* start *
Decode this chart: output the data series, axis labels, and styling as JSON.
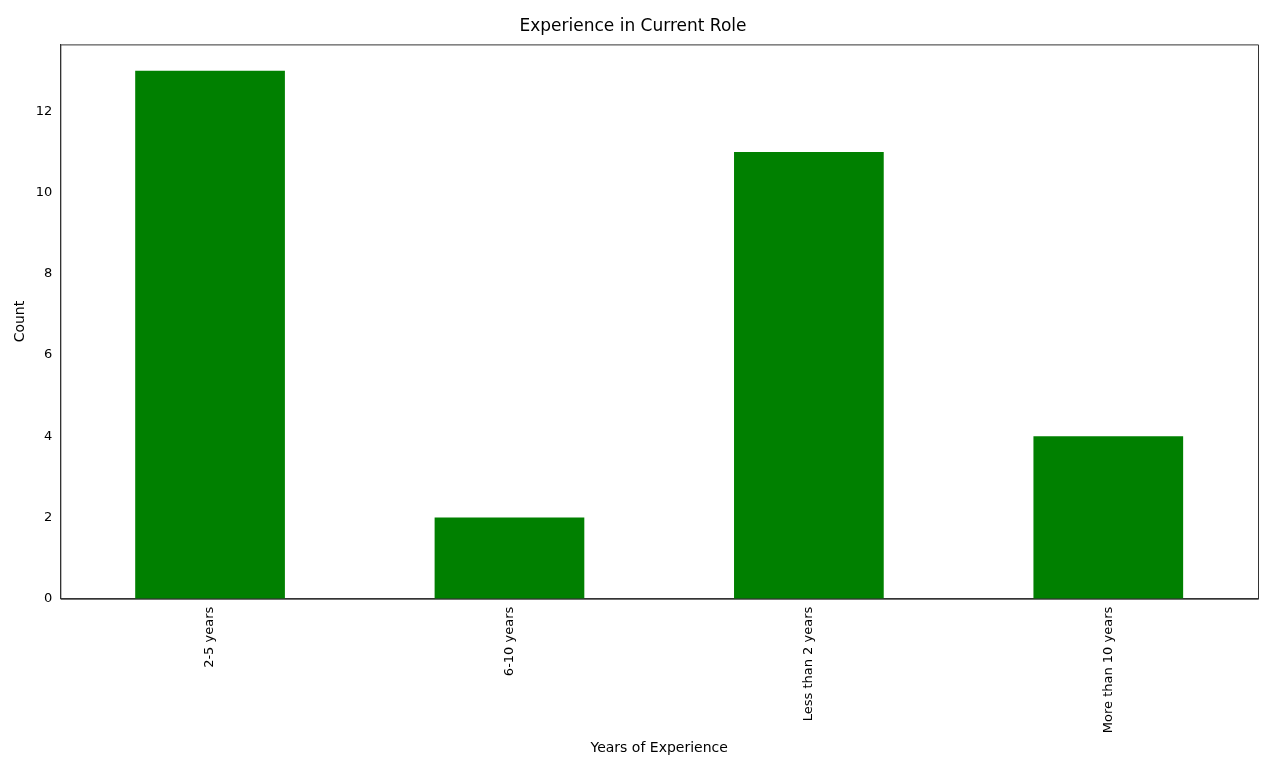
{
  "chart_data": {
    "type": "bar",
    "title": "Experience in Current Role",
    "xlabel": "Years of Experience",
    "ylabel": "Count",
    "categories": [
      "2-5 years",
      "6-10 years",
      "Less than 2 years",
      "More than 10 years"
    ],
    "values": [
      13,
      2,
      11,
      4
    ],
    "color": "#008000",
    "ylim": [
      0,
      13.65
    ],
    "yticks": [
      0,
      2,
      4,
      6,
      8,
      10,
      12
    ],
    "grid": false,
    "legend": false
  }
}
* end *
# Task details
Set down the material exactly, every line of it, except for the pictures.

# Output for this task
Decode this chart: output the data series, axis labels, and styling as JSON.
{
  "chart_data": {
    "type": "bar",
    "title": "Experience in Current Role",
    "xlabel": "Years of Experience",
    "ylabel": "Count",
    "categories": [
      "2-5 years",
      "6-10 years",
      "Less than 2 years",
      "More than 10 years"
    ],
    "values": [
      13,
      2,
      11,
      4
    ],
    "color": "#008000",
    "ylim": [
      0,
      13.65
    ],
    "yticks": [
      0,
      2,
      4,
      6,
      8,
      10,
      12
    ],
    "grid": false,
    "legend": false
  }
}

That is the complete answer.